* Begin *

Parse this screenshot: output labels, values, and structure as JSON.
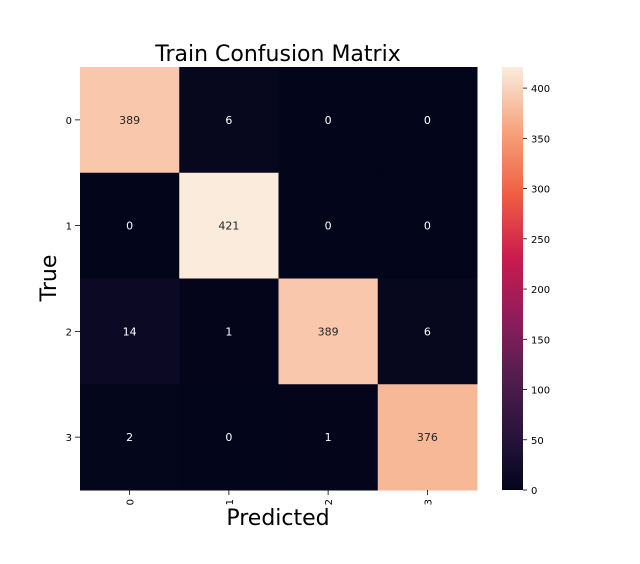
{
  "chart_data": {
    "type": "heatmap",
    "title": "Train Confusion Matrix",
    "xlabel": "Predicted",
    "ylabel": "True",
    "x_categories": [
      "0",
      "1",
      "2",
      "3"
    ],
    "y_categories": [
      "0",
      "1",
      "2",
      "3"
    ],
    "values": [
      [
        389,
        6,
        0,
        0
      ],
      [
        0,
        421,
        0,
        0
      ],
      [
        14,
        1,
        389,
        6
      ],
      [
        2,
        0,
        1,
        376
      ]
    ],
    "colorbar": {
      "colormap": "rocket",
      "range": [
        0,
        421
      ],
      "ticks": [
        0,
        50,
        100,
        150,
        200,
        250,
        300,
        350,
        400
      ],
      "position": "right"
    },
    "grid": false
  }
}
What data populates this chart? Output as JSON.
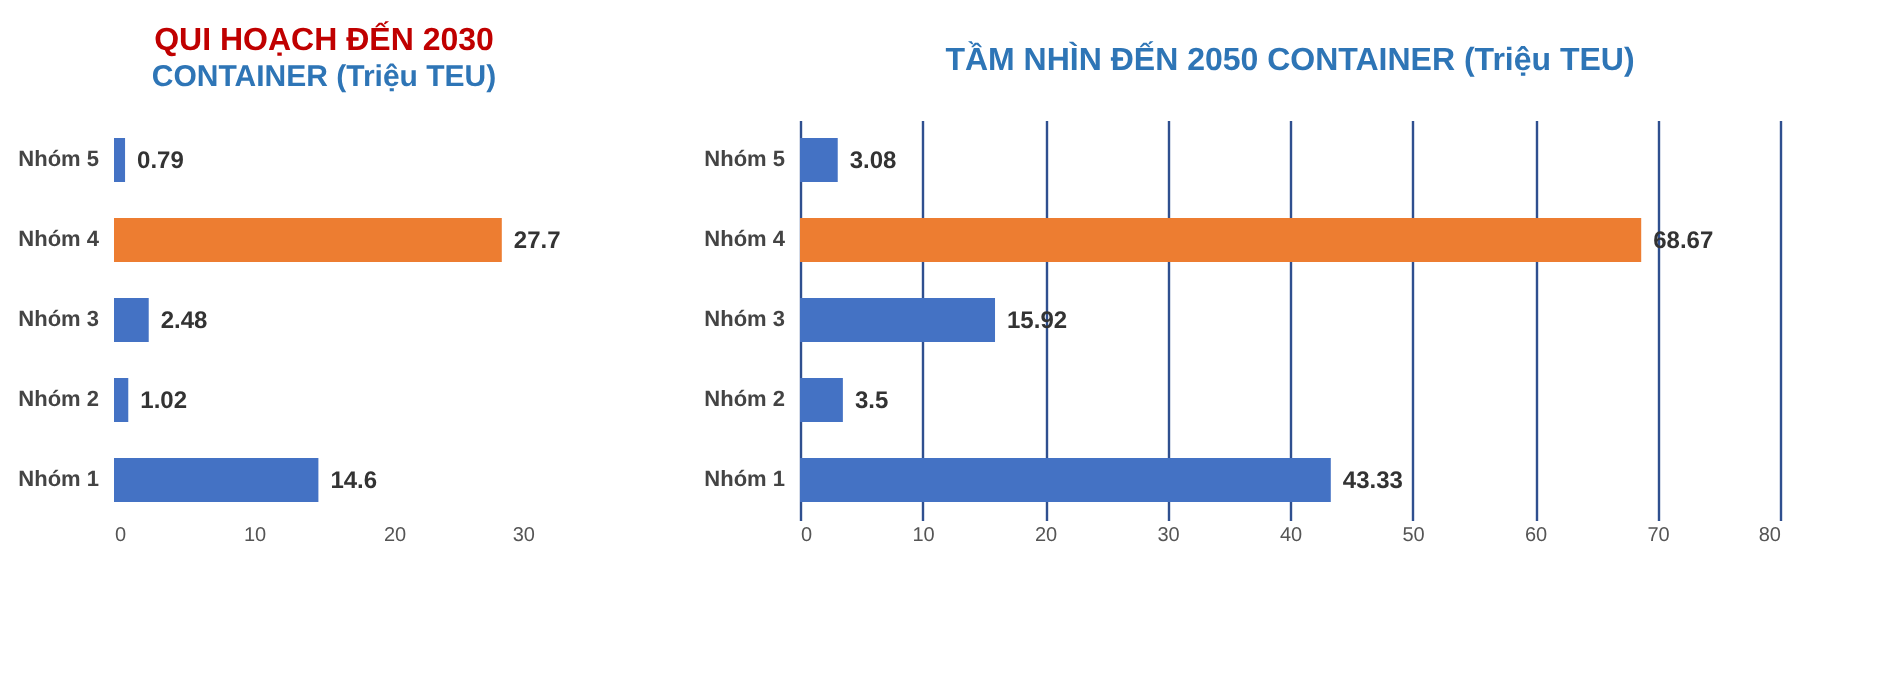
{
  "chart_data": [
    {
      "type": "bar",
      "orientation": "horizontal",
      "title": "QUI HOẠCH ĐẾN 2030",
      "subtitle": "CONTAINER (Triệu TEU)",
      "categories": [
        "Nhóm 5",
        "Nhóm 4",
        "Nhóm 3",
        "Nhóm 2",
        "Nhóm 1"
      ],
      "values": [
        0.79,
        27.7,
        2.48,
        1.02,
        14.6
      ],
      "colors": [
        "#4472c4",
        "#ed7d31",
        "#4472c4",
        "#4472c4",
        "#4472c4"
      ],
      "xlim": [
        0,
        30
      ],
      "xticks": [
        0,
        10,
        20,
        30
      ],
      "grid": false,
      "data_labels": true
    },
    {
      "type": "bar",
      "orientation": "horizontal",
      "title": "TẦM NHÌN ĐẾN 2050 CONTAINER (Triệu TEU)",
      "categories": [
        "Nhóm 5",
        "Nhóm 4",
        "Nhóm 3",
        "Nhóm 2",
        "Nhóm 1"
      ],
      "values": [
        3.08,
        68.67,
        15.92,
        3.5,
        43.33
      ],
      "colors": [
        "#4472c4",
        "#ed7d31",
        "#4472c4",
        "#4472c4",
        "#4472c4"
      ],
      "xlim": [
        0,
        80
      ],
      "xticks": [
        0,
        10,
        20,
        30,
        40,
        50,
        60,
        70,
        80
      ],
      "grid": "x",
      "data_labels": true
    }
  ]
}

* End *

List all lines where "CONTAINER" occurs.

      "subtitle": "CONTAINER (Triệu TEU)",
      "title": "TẦM NHÌN ĐẾN 2050 CONTAINER (Triệu TEU)",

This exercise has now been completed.